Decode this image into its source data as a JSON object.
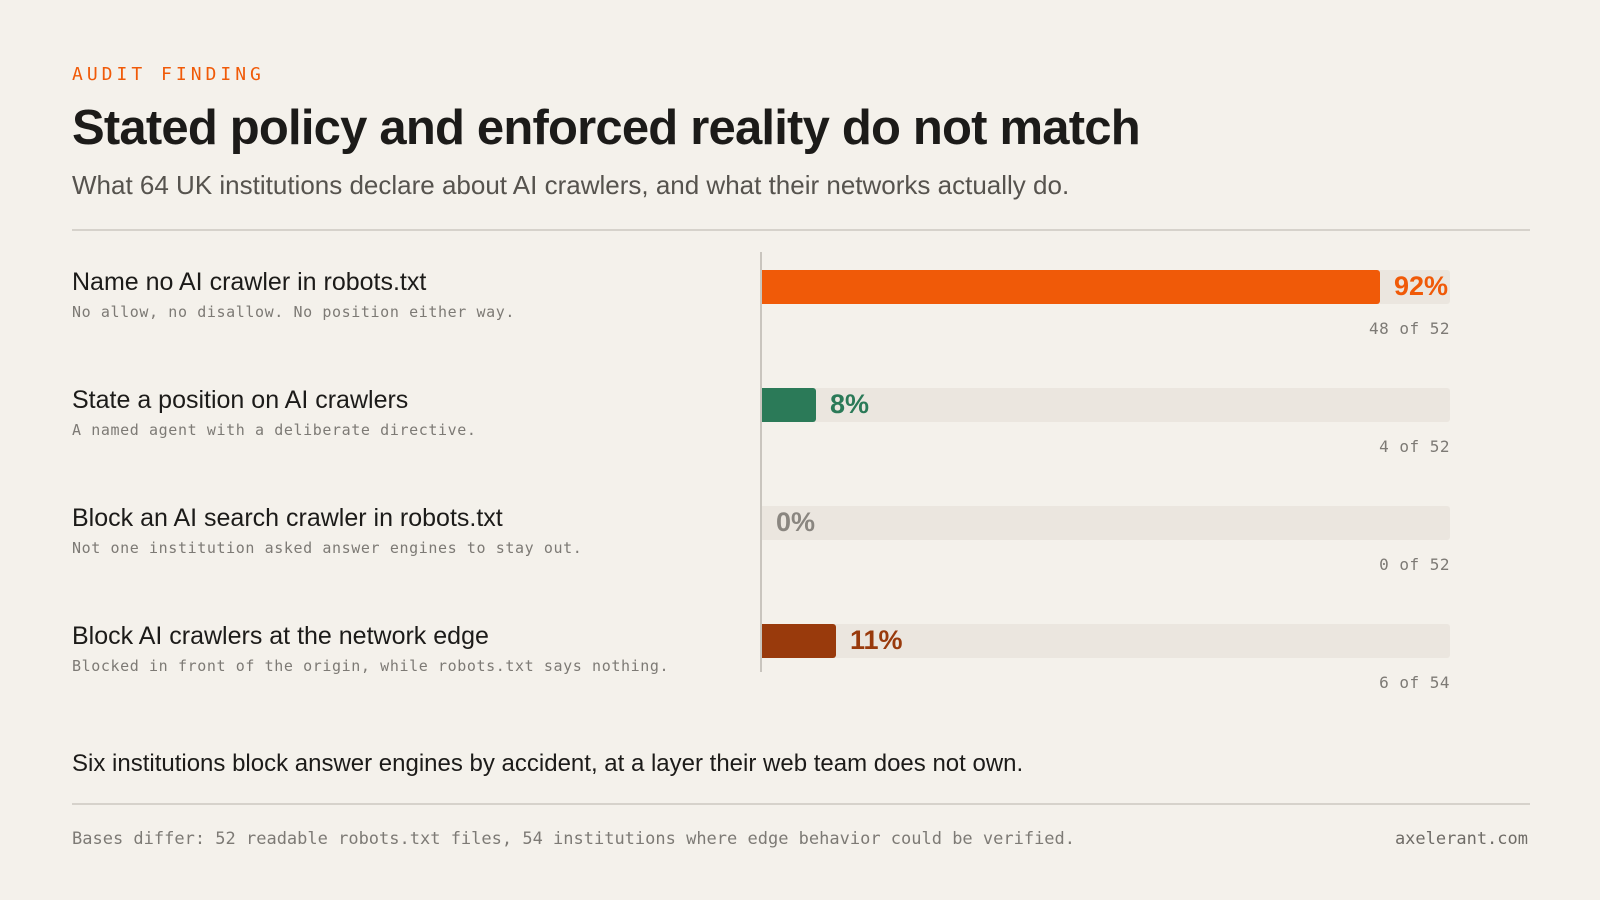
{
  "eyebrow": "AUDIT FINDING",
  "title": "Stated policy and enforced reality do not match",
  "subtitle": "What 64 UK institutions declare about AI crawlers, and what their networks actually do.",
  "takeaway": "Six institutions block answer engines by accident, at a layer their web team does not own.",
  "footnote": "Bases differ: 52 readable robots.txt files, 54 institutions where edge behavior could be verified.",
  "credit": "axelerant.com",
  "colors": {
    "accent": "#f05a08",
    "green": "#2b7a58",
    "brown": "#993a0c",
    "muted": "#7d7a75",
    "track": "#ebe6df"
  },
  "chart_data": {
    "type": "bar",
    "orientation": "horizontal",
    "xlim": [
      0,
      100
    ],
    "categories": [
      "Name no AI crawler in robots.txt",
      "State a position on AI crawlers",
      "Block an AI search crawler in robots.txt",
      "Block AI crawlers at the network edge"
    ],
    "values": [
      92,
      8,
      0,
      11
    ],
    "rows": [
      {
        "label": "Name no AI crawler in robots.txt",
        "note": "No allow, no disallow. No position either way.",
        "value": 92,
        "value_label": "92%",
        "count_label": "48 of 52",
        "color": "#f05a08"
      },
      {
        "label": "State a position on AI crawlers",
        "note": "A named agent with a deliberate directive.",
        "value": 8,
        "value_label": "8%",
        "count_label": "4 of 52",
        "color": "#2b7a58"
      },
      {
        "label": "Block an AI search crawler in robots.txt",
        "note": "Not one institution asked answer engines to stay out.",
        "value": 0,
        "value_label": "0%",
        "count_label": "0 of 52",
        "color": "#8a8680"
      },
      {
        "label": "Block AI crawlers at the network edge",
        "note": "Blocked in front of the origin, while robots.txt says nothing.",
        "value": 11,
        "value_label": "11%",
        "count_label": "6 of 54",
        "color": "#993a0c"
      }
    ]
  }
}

**GIVEN INSTRUCTION**
In the records above, collect each line with "answer".

**EXERCISE RESULT**
  "takeaway": "Six institutions block answer engines by accident, at a layer their web team does not own.",
        "note": "Not one institution asked answer engines to stay out.",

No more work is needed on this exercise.